- [Rows]
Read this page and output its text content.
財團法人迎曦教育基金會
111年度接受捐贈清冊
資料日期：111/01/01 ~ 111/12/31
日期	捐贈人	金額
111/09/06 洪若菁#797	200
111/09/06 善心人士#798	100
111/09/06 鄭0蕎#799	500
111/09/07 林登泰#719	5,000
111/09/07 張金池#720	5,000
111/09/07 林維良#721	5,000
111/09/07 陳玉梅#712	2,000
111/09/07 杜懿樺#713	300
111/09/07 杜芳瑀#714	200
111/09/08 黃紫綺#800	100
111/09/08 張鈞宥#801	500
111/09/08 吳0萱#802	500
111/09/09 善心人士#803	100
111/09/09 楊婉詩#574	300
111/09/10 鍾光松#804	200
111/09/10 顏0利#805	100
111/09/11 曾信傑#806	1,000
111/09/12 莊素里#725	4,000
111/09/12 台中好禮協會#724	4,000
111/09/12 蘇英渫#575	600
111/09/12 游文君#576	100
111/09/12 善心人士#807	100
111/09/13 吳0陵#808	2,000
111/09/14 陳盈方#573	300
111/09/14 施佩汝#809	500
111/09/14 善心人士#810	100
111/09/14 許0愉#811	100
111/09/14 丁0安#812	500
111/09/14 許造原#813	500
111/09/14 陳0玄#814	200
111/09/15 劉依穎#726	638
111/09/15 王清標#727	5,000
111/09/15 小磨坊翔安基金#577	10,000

- [Your goal] Copy down the whole of the data above, matching it exactly.

- [Expected answer]
Read this page and output its text content.
財團法人迎曦教育基金會
111年度接受捐贈清冊
資料日期：111/01/01 ~ 111/12/31
日期	捐贈人	金額
111/09/06 洪若菁#797	200
111/09/06 善心人士#798	100
111/09/06 鄭0蕎#799	500
111/09/07 林登泰#719	5,000
111/09/07 張金池#720	5,000
111/09/07 林維良#721	5,000
111/09/07 陳玉梅#712	2,000
111/09/07 杜懿樺#713	300
111/09/07 杜芳瑀#714	200
111/09/08 黃紫綺#800	100
111/09/08 張鈞宥#801	500
111/09/08 吳0萱#802	500
111/09/09 善心人士#803	100
111/09/09 楊婉詩#574	300
111/09/10 鍾光松#804	200
111/09/10 顏0利#805	100
111/09/11 曾信傑#806	1,000
111/09/12 莊素里#725	4,000
111/09/12 台中好禮協會#724	4,000
111/09/12 蘇英渫#575	600
111/09/12 游文君#576	100
111/09/12 善心人士#807	100
111/09/13 吳0陵#808	2,000
111/09/14 陳盈方#573	300
111/09/14 施佩汝#809	500
111/09/14 善心人士#810	100
111/09/14 許0愉#811	100
111/09/14 丁0安#812	500
111/09/14 許造原#813	500
111/09/14 陳0玄#814	200
111/09/15 劉依穎#726	638
111/09/15 王清標#727	5,000
111/09/15 小磨坊翔安基金#577	10,000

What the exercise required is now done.